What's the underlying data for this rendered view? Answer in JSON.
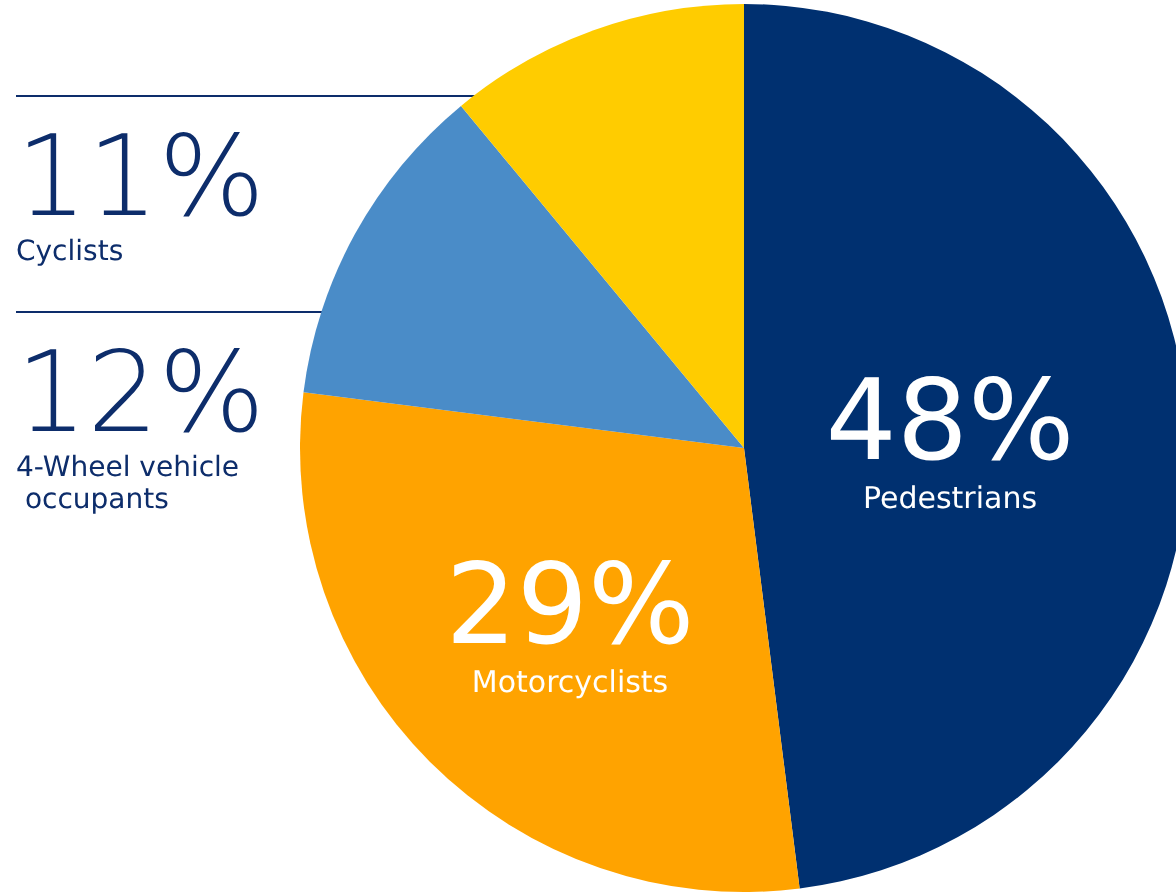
{
  "chart_data": {
    "type": "pie",
    "categories": [
      "Pedestrians",
      "Motorcyclists",
      "4-Wheel vehicle occupants",
      "Cyclists"
    ],
    "values": [
      48,
      29,
      12,
      11
    ],
    "colors": [
      "#003070",
      "#ffa300",
      "#4a8cc8",
      "#ffcc00"
    ],
    "value_labels": [
      "48%",
      "29%",
      "12%",
      "11%"
    ],
    "legend": false
  }
}
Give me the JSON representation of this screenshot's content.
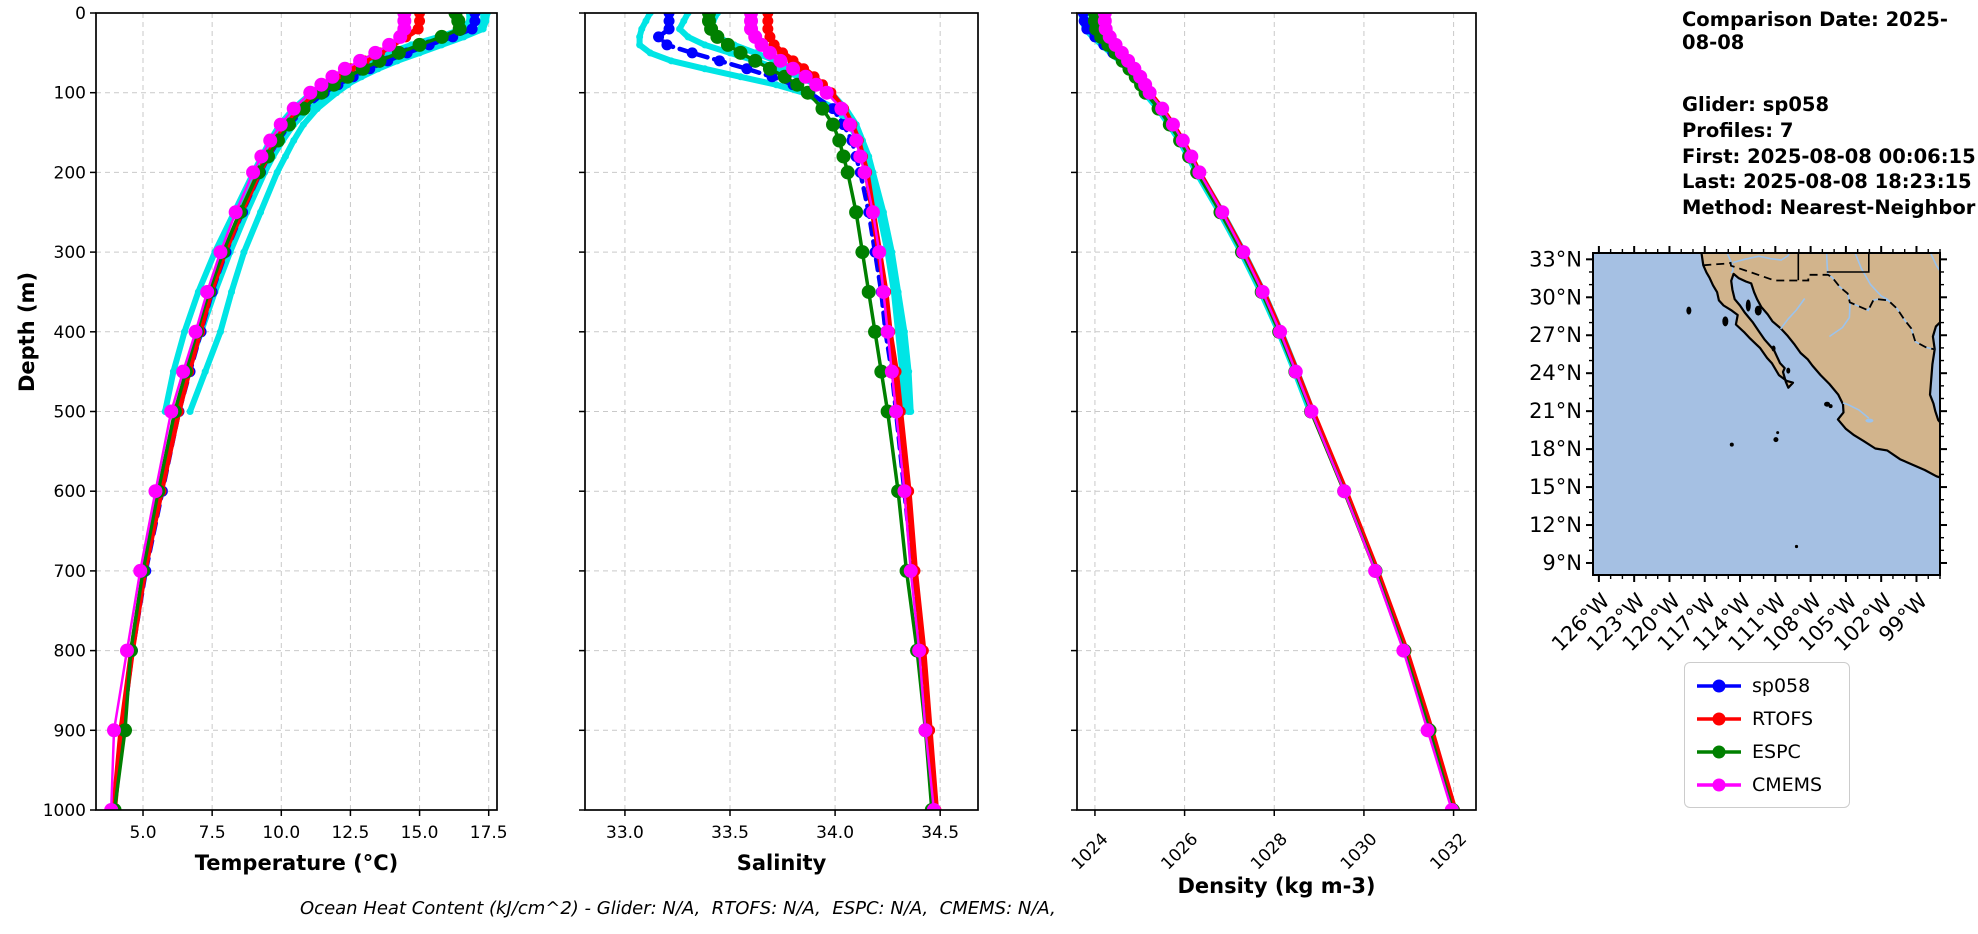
{
  "info_panel": {
    "comparison_date": "Comparison Date: 2025-08-08",
    "glider": "Glider: sp058",
    "profiles": "Profiles: 7",
    "first": "First: 2025-08-08 00:06:15",
    "last": "Last: 2025-08-08 18:23:15",
    "method": "Method: Nearest-Neighbor"
  },
  "axes": {
    "depth_label": "Depth (m)"
  },
  "footer": {
    "ohc_note": "Ocean Heat Content (kJ/cm^2) - Glider: N/A,  RTOFS: N/A,  ESPC: N/A,  CMEMS: N/A,"
  },
  "legend": {
    "items": [
      {
        "label": "sp058",
        "color": "#0000FF"
      },
      {
        "label": "RTOFS",
        "color": "#FF0000"
      },
      {
        "label": "ESPC",
        "color": "#008000"
      },
      {
        "label": "CMEMS",
        "color": "#FF00FF"
      }
    ]
  },
  "map": {
    "lat_tick_labels": [
      "33°N",
      "30°N",
      "27°N",
      "24°N",
      "21°N",
      "18°N",
      "15°N",
      "12°N",
      "9°N"
    ],
    "lat_tick_values": [
      33,
      30,
      27,
      24,
      21,
      18,
      15,
      12,
      9
    ],
    "lon_tick_labels": [
      "126°W",
      "123°W",
      "120°W",
      "117°W",
      "114°W",
      "111°W",
      "108°W",
      "105°W",
      "102°W",
      "99°W"
    ],
    "lon_tick_values": [
      -126,
      -123,
      -120,
      -117,
      -114,
      -111,
      -108,
      -105,
      -102,
      -99
    ],
    "ocean_color": "#A5C0E3",
    "land_color": "#D2B48C",
    "river_color": "#9CC3EC",
    "coast_color": "#000000"
  },
  "chart_data": [
    {
      "type": "line",
      "name": "temperature-profile",
      "xlabel": "Temperature (°C)",
      "ylabel": "Depth (m)",
      "xlim": [
        3.3,
        17.8
      ],
      "ylim": [
        0,
        1000
      ],
      "y_inverted": true,
      "grid": true,
      "xticks": [
        5.0,
        7.5,
        10.0,
        12.5,
        15.0,
        17.5
      ],
      "xtick_labels": [
        "5.0",
        "7.5",
        "10.0",
        "12.5",
        "15.0",
        "17.5"
      ],
      "yticks": [
        0,
        100,
        200,
        300,
        400,
        500,
        600,
        700,
        800,
        900,
        1000
      ],
      "depths": [
        0,
        10,
        20,
        30,
        40,
        50,
        60,
        70,
        80,
        90,
        100,
        120,
        140,
        160,
        180,
        200,
        250,
        300,
        350,
        400,
        450,
        500,
        600,
        700,
        800,
        900,
        1000
      ],
      "series": [
        {
          "name": "glider-raw-1",
          "color": "#00E5E5",
          "line_width": 6,
          "dash": null,
          "marker_size": 3.5,
          "values": [
            17.3,
            17.3,
            17.2,
            16.1,
            15.1,
            14.3,
            13.7,
            13.2,
            12.8,
            12.4,
            12.0,
            11.3,
            10.8,
            10.45,
            10.15,
            9.85,
            9.25,
            8.65,
            8.2,
            7.8,
            7.25,
            6.7,
            null,
            null,
            null,
            null,
            null
          ]
        },
        {
          "name": "glider-raw-2",
          "color": "#00E5E5",
          "line_width": 6,
          "dash": null,
          "marker_size": 3.5,
          "values": [
            16.8,
            16.8,
            16.6,
            15.7,
            14.7,
            13.9,
            13.2,
            12.5,
            12.0,
            11.5,
            11.1,
            10.45,
            9.95,
            9.6,
            9.3,
            9.0,
            8.3,
            7.6,
            7.0,
            6.5,
            6.1,
            5.8,
            null,
            null,
            null,
            null,
            null
          ]
        },
        {
          "name": "glider-raw-3",
          "color": "#00E5E5",
          "line_width": 6,
          "dash": null,
          "marker_size": 3.5,
          "values": [
            17.45,
            17.4,
            17.3,
            16.6,
            15.8,
            15.0,
            14.2,
            13.5,
            12.9,
            12.35,
            11.8,
            11.0,
            10.45,
            10.05,
            9.7,
            9.4,
            8.75,
            8.15,
            7.6,
            7.1,
            6.6,
            6.25,
            null,
            null,
            null,
            null,
            null
          ]
        },
        {
          "name": "sp058",
          "color": "#0000FF",
          "line_width": 4.5,
          "dash": "11 7",
          "marker_size": 5.5,
          "values": [
            17.0,
            17.0,
            16.9,
            16.2,
            15.35,
            14.55,
            13.85,
            13.2,
            12.6,
            12.05,
            11.55,
            10.85,
            10.3,
            9.9,
            9.55,
            9.25,
            8.6,
            8.0,
            7.5,
            7.1,
            6.7,
            6.3,
            5.7,
            5.1,
            4.62,
            4.25,
            3.95
          ]
        },
        {
          "name": "RTOFS",
          "color": "#FF0000",
          "line_width": 6,
          "dash": null,
          "marker_size": 5.5,
          "values": [
            15.0,
            15.0,
            14.95,
            14.5,
            14.0,
            13.55,
            13.0,
            12.5,
            12.1,
            11.7,
            11.3,
            10.7,
            10.2,
            9.82,
            9.5,
            9.2,
            8.55,
            7.95,
            7.45,
            7.05,
            6.65,
            6.28,
            5.65,
            5.05,
            4.6,
            4.22,
            3.95
          ]
        },
        {
          "name": "ESPC",
          "color": "#008000",
          "line_width": 3.5,
          "dash": null,
          "marker_size": 7,
          "values": [
            16.3,
            16.4,
            16.45,
            15.8,
            15.0,
            14.25,
            13.55,
            12.95,
            12.4,
            11.9,
            11.45,
            10.8,
            10.28,
            9.88,
            9.52,
            9.18,
            8.5,
            7.9,
            7.38,
            6.95,
            6.55,
            6.15,
            5.55,
            5.0,
            4.56,
            4.35,
            3.97
          ]
        },
        {
          "name": "CMEMS",
          "color": "#FF00FF",
          "line_width": 2.5,
          "dash": null,
          "marker_size": 7,
          "values": [
            14.45,
            14.45,
            14.45,
            14.3,
            13.9,
            13.4,
            12.85,
            12.3,
            11.85,
            11.45,
            11.05,
            10.45,
            9.98,
            9.6,
            9.28,
            8.98,
            8.35,
            7.8,
            7.32,
            6.9,
            6.45,
            6.02,
            5.45,
            4.9,
            4.42,
            3.95,
            3.85
          ]
        }
      ]
    },
    {
      "type": "line",
      "name": "salinity-profile",
      "xlabel": "Salinity",
      "ylabel": "Depth (m)",
      "xlim": [
        32.81,
        34.68
      ],
      "ylim": [
        0,
        1000
      ],
      "y_inverted": true,
      "grid": true,
      "xticks": [
        33.0,
        33.5,
        34.0,
        34.5
      ],
      "xtick_labels": [
        "33.0",
        "33.5",
        "34.0",
        "34.5"
      ],
      "yticks": [
        0,
        100,
        200,
        300,
        400,
        500,
        600,
        700,
        800,
        900,
        1000
      ],
      "depths": [
        0,
        10,
        20,
        30,
        40,
        50,
        60,
        70,
        80,
        90,
        100,
        120,
        140,
        160,
        180,
        200,
        250,
        300,
        350,
        400,
        450,
        500,
        600,
        700,
        800,
        900,
        1000
      ],
      "series": [
        {
          "name": "glider-raw-1",
          "color": "#00E5E5",
          "line_width": 6,
          "dash": null,
          "marker_size": 3.5,
          "values": [
            33.12,
            33.1,
            33.08,
            33.07,
            33.07,
            33.12,
            33.22,
            33.38,
            33.55,
            33.72,
            33.85,
            34.0,
            34.07,
            34.11,
            34.14,
            34.16,
            34.21,
            34.25,
            34.28,
            34.3,
            34.32,
            34.33,
            null,
            null,
            null,
            null,
            null
          ]
        },
        {
          "name": "glider-raw-2",
          "color": "#00E5E5",
          "line_width": 6,
          "dash": null,
          "marker_size": 3.5,
          "values": [
            33.3,
            33.28,
            33.26,
            33.3,
            33.38,
            33.5,
            33.62,
            33.73,
            33.83,
            33.91,
            33.97,
            34.05,
            34.1,
            34.13,
            34.15,
            34.17,
            34.22,
            34.26,
            34.29,
            34.32,
            34.34,
            34.35,
            null,
            null,
            null,
            null,
            null
          ]
        },
        {
          "name": "glider-raw-3",
          "color": "#00E5E5",
          "line_width": 6,
          "dash": null,
          "marker_size": 3.5,
          "values": [
            33.44,
            33.42,
            33.4,
            33.44,
            33.52,
            33.62,
            33.72,
            33.8,
            33.87,
            33.93,
            33.98,
            34.05,
            34.1,
            34.13,
            34.16,
            34.18,
            34.23,
            34.27,
            34.3,
            34.33,
            34.35,
            34.36,
            null,
            null,
            null,
            null,
            null
          ]
        },
        {
          "name": "sp058",
          "color": "#0000FF",
          "line_width": 4.5,
          "dash": "11 7",
          "marker_size": 5.5,
          "values": [
            33.21,
            33.21,
            33.21,
            33.16,
            33.2,
            33.32,
            33.45,
            33.58,
            33.7,
            33.8,
            33.88,
            33.99,
            34.04,
            34.08,
            34.1,
            34.12,
            34.16,
            34.19,
            34.22,
            34.24,
            34.27,
            34.29,
            34.33,
            34.37,
            34.41,
            34.44,
            34.47
          ]
        },
        {
          "name": "RTOFS",
          "color": "#FF0000",
          "line_width": 6,
          "dash": null,
          "marker_size": 5.5,
          "values": [
            33.68,
            33.68,
            33.68,
            33.69,
            33.71,
            33.75,
            33.8,
            33.85,
            33.9,
            33.94,
            33.98,
            34.04,
            34.08,
            34.11,
            34.13,
            34.15,
            34.18,
            34.21,
            34.24,
            34.26,
            34.29,
            34.31,
            34.35,
            34.38,
            34.42,
            34.45,
            34.48
          ]
        },
        {
          "name": "ESPC",
          "color": "#008000",
          "line_width": 3.5,
          "dash": null,
          "marker_size": 7,
          "values": [
            33.4,
            33.4,
            33.41,
            33.44,
            33.49,
            33.55,
            33.62,
            33.69,
            33.76,
            33.82,
            33.87,
            33.94,
            33.99,
            34.02,
            34.04,
            34.06,
            34.1,
            34.13,
            34.16,
            34.19,
            34.22,
            34.25,
            34.3,
            34.34,
            34.39,
            34.43,
            34.46
          ]
        },
        {
          "name": "CMEMS",
          "color": "#FF00FF",
          "line_width": 2.5,
          "dash": null,
          "marker_size": 7,
          "values": [
            33.6,
            33.6,
            33.6,
            33.62,
            33.65,
            33.69,
            33.74,
            33.8,
            33.86,
            33.91,
            33.96,
            34.03,
            34.07,
            34.1,
            34.12,
            34.14,
            34.18,
            34.21,
            34.23,
            34.25,
            34.27,
            34.29,
            34.33,
            34.36,
            34.4,
            34.43,
            34.47
          ]
        }
      ]
    },
    {
      "type": "line",
      "name": "density-profile",
      "xlabel": "Density (kg m-3)",
      "ylabel": "Depth (m)",
      "xlim": [
        1023.6,
        1032.5
      ],
      "ylim": [
        0,
        1000
      ],
      "y_inverted": true,
      "grid": true,
      "rotate_xtick_labels": 45,
      "xticks": [
        1024,
        1026,
        1028,
        1030,
        1032
      ],
      "xtick_labels": [
        "1024",
        "1026",
        "1028",
        "1030",
        "1032"
      ],
      "yticks": [
        0,
        100,
        200,
        300,
        400,
        500,
        600,
        700,
        800,
        900,
        1000
      ],
      "depths": [
        0,
        10,
        20,
        30,
        40,
        50,
        60,
        70,
        80,
        90,
        100,
        120,
        140,
        160,
        180,
        200,
        250,
        300,
        350,
        400,
        450,
        500,
        600,
        700,
        800,
        900,
        1000
      ],
      "series": [
        {
          "name": "glider-raw-1",
          "color": "#00E5E5",
          "line_width": 6,
          "dash": null,
          "marker_size": 3.5,
          "values": [
            1023.7,
            1023.72,
            1023.78,
            1023.95,
            1024.15,
            1024.35,
            1024.55,
            1024.72,
            1024.88,
            1025.0,
            1025.1,
            1025.4,
            1025.65,
            1025.88,
            1026.08,
            1026.26,
            1026.78,
            1027.26,
            1027.7,
            1028.1,
            1028.46,
            1028.8,
            null,
            null,
            null,
            null,
            null
          ]
        },
        {
          "name": "glider-raw-2",
          "color": "#00E5E5",
          "line_width": 6,
          "dash": null,
          "marker_size": 3.5,
          "values": [
            1023.78,
            1023.8,
            1023.86,
            1024.03,
            1024.23,
            1024.43,
            1024.62,
            1024.79,
            1024.94,
            1025.06,
            1025.16,
            1025.46,
            1025.71,
            1025.94,
            1026.14,
            1026.32,
            1026.84,
            1027.32,
            1027.76,
            1028.15,
            1028.51,
            1028.85,
            null,
            null,
            null,
            null,
            null
          ]
        },
        {
          "name": "sp058",
          "color": "#0000FF",
          "line_width": 4.5,
          "dash": "11 7",
          "marker_size": 5.5,
          "values": [
            1023.74,
            1023.76,
            1023.82,
            1024.0,
            1024.2,
            1024.4,
            1024.6,
            1024.77,
            1024.92,
            1025.04,
            1025.14,
            1025.44,
            1025.69,
            1025.92,
            1026.12,
            1026.3,
            1026.82,
            1027.3,
            1027.74,
            1028.13,
            1028.49,
            1028.84,
            1029.58,
            1030.28,
            1030.92,
            1031.48,
            1032.0
          ]
        },
        {
          "name": "RTOFS",
          "color": "#FF0000",
          "line_width": 6,
          "dash": null,
          "marker_size": 5.5,
          "values": [
            1024.18,
            1024.18,
            1024.2,
            1024.3,
            1024.44,
            1024.58,
            1024.73,
            1024.87,
            1025.0,
            1025.11,
            1025.21,
            1025.49,
            1025.73,
            1025.95,
            1026.14,
            1026.32,
            1026.83,
            1027.31,
            1027.75,
            1028.14,
            1028.5,
            1028.85,
            1029.59,
            1030.29,
            1030.94,
            1031.5,
            1032.02
          ]
        },
        {
          "name": "ESPC",
          "color": "#008000",
          "line_width": 3.5,
          "dash": null,
          "marker_size": 7,
          "values": [
            1024.0,
            1024.0,
            1024.03,
            1024.14,
            1024.3,
            1024.46,
            1024.62,
            1024.77,
            1024.91,
            1025.03,
            1025.13,
            1025.42,
            1025.67,
            1025.9,
            1026.1,
            1026.28,
            1026.8,
            1027.28,
            1027.72,
            1028.11,
            1028.47,
            1028.82,
            1029.56,
            1030.26,
            1030.9,
            1031.46,
            1031.98
          ]
        },
        {
          "name": "CMEMS",
          "color": "#FF00FF",
          "line_width": 2.5,
          "dash": null,
          "marker_size": 7,
          "values": [
            1024.22,
            1024.22,
            1024.24,
            1024.33,
            1024.46,
            1024.6,
            1024.74,
            1024.88,
            1025.01,
            1025.12,
            1025.22,
            1025.5,
            1025.74,
            1025.96,
            1026.15,
            1026.33,
            1026.84,
            1027.31,
            1027.74,
            1028.13,
            1028.48,
            1028.83,
            1029.56,
            1030.25,
            1030.88,
            1031.42,
            1031.96
          ]
        }
      ]
    }
  ]
}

THE TASK:
Look through the entries above. Extract each line with the word "JSON".

RESULT OF THE TASK:
What's the underlying data for this rendered view? Answer in JSON.
Give me the JSON representation of this screenshot's content.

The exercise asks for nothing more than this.